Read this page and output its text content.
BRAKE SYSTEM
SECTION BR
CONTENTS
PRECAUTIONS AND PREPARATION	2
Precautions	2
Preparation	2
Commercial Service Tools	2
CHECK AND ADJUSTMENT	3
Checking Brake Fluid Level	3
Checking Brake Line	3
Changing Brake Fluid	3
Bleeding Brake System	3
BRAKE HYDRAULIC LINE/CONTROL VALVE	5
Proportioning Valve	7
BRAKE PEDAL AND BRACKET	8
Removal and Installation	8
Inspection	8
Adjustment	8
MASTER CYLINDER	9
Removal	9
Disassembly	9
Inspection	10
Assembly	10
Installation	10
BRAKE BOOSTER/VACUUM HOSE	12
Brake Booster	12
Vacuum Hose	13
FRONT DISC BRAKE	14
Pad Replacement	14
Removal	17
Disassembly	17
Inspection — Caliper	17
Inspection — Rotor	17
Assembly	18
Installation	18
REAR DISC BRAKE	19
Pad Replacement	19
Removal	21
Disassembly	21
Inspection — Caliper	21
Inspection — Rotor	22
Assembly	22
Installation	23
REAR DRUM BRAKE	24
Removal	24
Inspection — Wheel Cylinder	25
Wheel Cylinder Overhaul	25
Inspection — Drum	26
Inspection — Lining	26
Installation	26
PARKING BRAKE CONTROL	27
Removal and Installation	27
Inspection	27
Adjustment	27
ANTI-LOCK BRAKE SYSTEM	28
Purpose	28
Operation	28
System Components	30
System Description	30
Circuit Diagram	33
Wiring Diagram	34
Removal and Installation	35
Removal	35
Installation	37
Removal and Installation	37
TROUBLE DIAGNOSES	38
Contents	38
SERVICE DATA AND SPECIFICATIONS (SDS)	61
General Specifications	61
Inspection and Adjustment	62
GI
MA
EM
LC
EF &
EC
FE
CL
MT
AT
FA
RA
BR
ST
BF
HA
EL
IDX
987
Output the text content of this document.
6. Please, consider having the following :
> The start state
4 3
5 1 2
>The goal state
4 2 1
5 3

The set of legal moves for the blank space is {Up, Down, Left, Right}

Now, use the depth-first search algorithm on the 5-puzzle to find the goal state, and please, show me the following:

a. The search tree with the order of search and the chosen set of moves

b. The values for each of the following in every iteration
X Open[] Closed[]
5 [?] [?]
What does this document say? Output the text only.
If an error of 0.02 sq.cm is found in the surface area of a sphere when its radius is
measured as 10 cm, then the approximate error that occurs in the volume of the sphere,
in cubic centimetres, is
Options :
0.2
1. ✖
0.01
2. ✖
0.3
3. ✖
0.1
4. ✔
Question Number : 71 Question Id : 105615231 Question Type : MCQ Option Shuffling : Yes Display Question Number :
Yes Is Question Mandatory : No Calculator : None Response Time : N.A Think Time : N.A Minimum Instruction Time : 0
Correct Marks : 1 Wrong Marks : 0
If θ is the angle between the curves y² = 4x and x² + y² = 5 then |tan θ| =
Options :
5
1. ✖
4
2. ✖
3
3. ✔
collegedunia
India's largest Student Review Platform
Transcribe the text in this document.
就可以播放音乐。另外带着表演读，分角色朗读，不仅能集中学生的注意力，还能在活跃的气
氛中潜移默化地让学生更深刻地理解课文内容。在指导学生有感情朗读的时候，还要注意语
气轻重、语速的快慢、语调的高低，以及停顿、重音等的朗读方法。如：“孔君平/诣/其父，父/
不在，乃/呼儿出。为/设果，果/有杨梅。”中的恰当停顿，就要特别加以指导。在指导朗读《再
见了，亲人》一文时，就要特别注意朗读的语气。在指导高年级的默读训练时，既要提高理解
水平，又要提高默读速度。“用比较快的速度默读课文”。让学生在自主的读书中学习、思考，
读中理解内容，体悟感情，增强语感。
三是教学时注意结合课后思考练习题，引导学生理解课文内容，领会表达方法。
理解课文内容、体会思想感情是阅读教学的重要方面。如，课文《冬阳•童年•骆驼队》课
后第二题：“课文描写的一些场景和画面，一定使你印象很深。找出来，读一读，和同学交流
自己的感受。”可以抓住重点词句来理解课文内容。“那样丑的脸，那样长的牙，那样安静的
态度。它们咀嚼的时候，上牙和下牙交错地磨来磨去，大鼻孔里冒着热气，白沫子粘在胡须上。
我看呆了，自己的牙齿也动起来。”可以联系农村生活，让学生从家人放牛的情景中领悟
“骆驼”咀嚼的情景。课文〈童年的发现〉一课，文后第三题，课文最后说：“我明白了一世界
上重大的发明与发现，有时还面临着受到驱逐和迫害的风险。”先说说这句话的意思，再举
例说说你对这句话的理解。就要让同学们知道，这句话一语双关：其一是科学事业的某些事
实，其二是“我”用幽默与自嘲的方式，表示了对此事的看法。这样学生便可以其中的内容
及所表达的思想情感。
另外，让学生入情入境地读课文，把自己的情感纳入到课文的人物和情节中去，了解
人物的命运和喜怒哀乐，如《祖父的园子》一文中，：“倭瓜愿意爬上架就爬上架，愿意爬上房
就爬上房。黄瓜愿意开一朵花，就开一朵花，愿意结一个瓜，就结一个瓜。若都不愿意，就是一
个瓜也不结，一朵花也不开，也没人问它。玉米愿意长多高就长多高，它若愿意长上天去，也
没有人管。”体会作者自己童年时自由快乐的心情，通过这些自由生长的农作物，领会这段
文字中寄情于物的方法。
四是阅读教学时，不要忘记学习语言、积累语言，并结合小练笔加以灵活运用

----

EXERCISE BRIEF –
Of the lines above, how many hold the word "Question"? Say the number alone.

COMPLETE ANSWER –
2